# START OF Source records

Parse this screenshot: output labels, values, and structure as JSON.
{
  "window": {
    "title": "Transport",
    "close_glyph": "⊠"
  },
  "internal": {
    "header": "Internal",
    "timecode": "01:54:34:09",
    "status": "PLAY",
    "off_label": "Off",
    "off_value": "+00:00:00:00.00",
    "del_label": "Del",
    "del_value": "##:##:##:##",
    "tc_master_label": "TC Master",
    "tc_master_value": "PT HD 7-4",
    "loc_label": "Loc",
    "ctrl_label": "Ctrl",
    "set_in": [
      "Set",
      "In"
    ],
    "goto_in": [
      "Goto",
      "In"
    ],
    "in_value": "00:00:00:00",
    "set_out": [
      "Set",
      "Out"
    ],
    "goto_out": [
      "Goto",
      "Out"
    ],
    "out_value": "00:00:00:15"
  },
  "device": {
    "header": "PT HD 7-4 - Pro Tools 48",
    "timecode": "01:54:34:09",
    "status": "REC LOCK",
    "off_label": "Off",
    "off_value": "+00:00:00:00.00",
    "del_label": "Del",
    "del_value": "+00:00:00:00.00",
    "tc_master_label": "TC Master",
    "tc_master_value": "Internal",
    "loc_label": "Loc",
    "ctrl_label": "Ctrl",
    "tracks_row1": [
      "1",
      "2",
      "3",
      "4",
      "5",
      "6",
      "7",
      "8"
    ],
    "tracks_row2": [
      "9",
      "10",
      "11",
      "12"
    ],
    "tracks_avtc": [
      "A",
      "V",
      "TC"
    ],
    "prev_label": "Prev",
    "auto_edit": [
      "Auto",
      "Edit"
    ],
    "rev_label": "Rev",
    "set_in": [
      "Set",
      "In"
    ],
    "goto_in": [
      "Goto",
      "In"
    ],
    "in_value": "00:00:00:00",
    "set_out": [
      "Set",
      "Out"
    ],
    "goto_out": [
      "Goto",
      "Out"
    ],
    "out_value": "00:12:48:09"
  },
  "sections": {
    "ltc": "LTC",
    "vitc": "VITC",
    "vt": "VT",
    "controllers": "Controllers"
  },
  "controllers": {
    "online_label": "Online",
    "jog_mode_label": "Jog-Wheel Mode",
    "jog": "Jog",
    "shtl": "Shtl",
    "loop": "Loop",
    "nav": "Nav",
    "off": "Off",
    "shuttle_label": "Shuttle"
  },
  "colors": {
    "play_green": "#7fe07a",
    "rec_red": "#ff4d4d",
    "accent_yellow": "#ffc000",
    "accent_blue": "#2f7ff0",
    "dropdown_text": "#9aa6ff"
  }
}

# END OF Source records

Exercise:
Using the listing above, return all lines where the word "controllers" occurs.

Result:
    "controllers": "Controllers"
  "controllers": {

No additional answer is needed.